* _Task details_
Copy out each line featuring the string "каждой" from the entries beneath.

(Collection entries)
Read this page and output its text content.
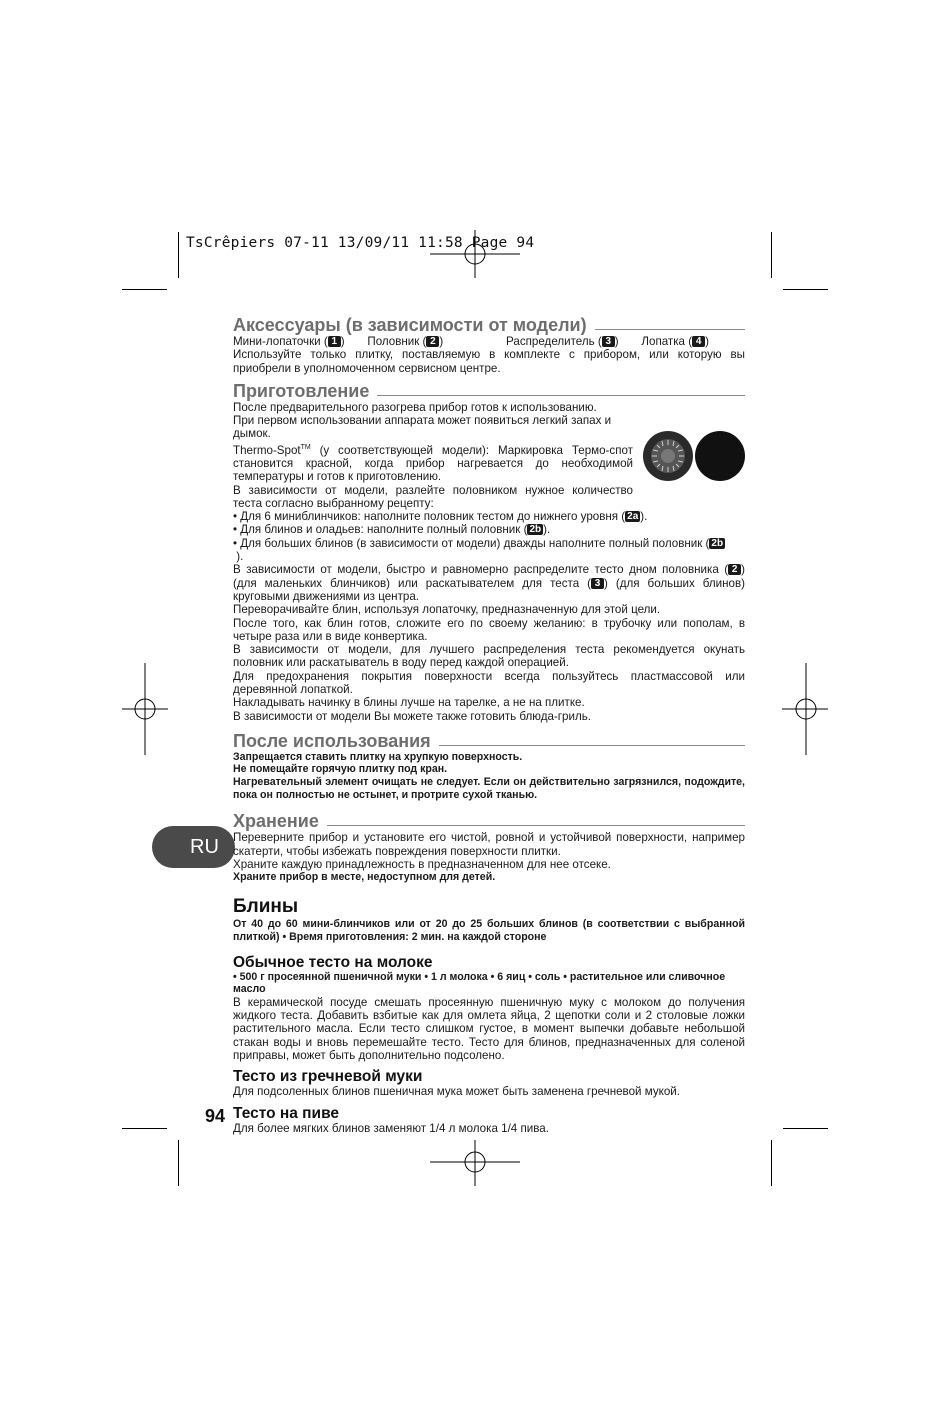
TsCrêpiers 07-11 13/09/11 11:58 Page 94
RU
94
Аксессуары (в зависимости от модели)
Мини-лопаточки ( 1 ) Половник ( 2 )	Распределитель ( 3 ) Лопатка ( 4 )

Используйте только плитку, поставляемую в комплекте с прибором, или которую вы приобрели в уполномоченном сервисном центре.

Приготовление

После предварительного разогрева прибор готов к использованию.

При первом использовании аппарата может появиться легкий запах и дымок.

Thermo-Spot™ (у соответствующей модели): Маркировка Термо-спот становится красной, когда прибор нагревается до необходимой температуры и готов к приготовлению.

В зависимости от модели, разлейте половником нужное количество теста согласно выбранному рецепту:

• Для 6 миниблинчиков: наполните половник тестом до нижнего уровня ( 2a ).

• Для блинов и оладьев: наполните полный половник ( 2b ).

• Для больших блинов (в зависимости от модели) дважды наполните полный половник ( 2b
).

В зависимости от модели, быстро и равномерно распределите тесто дном половника ( 2 ) (для маленьких блинчиков) или раскатывателем для теста ( 3 ) (для больших блинов) круговыми движениями из центра.

Переворачивайте блин, используя лопаточку, предназначенную для этой цели.

После того, как блин готов, сложите его по своему желанию: в трубочку или пополам, в четыре раза или в виде конвертика.

В зависимости от модели, для лучшего распределения теста рекомендуется окунать половник или раскатыватель в воду перед каждой операцией.

Для предохранения покрытия поверхности всегда пользуйтесь пластмассовой или деревянной лопаткой.

Накладывать начинку в блины лучше на тарелке, а не на плитке.

В зависимости от модели Вы можете также готовить блюда-гриль.

После использования

Запрещается ставить плитку на хрупкую поверхность.

Не помещайте горячую плитку под кран.

Нагревательный элемент очищать не следует. Если он действительно загрязнился, подождите, пока он полностью не остынет, и протрите сухой тканью.

Хранение

Переверните прибор и установите его чистой, ровной и устойчивой поверхности, например скатерти, чтобы избежать повреждения поверхности плитки.

Храните каждую принадлежность в предназначенном для нее отсеке.

Храните прибор в месте, недоступном для детей.

Блины

От 40 до 60 мини-блинчиков или от 20 до 25 больших блинов (в соответствии с выбранной плиткой) • Время приготовления: 2 мин. на каждой стороне

Обычное тесто на молоке

• 500 г просеянной пшеничной муки • 1 л молока • 6 яиц • соль • растительное или сливочное масло

В керамической посуде смешать просеянную пшеничную муку с молоком до получения жидкого теста. Добавить взбитые как для омлета яйца, 2 щепотки соли и 2 столовые ложки растительного масла. Если тесто слишком густое, в момент выпечки добавьте небольшой стакан воды и вновь перемешайте тесто. Тесто для блинов, предназначенных для соленой приправы, может быть дополнительно подсолено.

Тесто из гречневой муки

Для подсоленных блинов пшеничная мука может быть заменена гречневой мукой.

Тесто на пиве

Для более мягких блинов заменяют 1/4 л молока 1/4 пива.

* _Answer to the problem_
В зависимости от модели, для лучшего распределения теста рекомендуется окунать половник или раскатыватель в воду перед каждой операцией.
От 40 до 60 мини-блинчиков или от 20 до 25 больших блинов (в соответствии с выбранной плиткой) • Время приготовления: 2 мин. на каждой стороне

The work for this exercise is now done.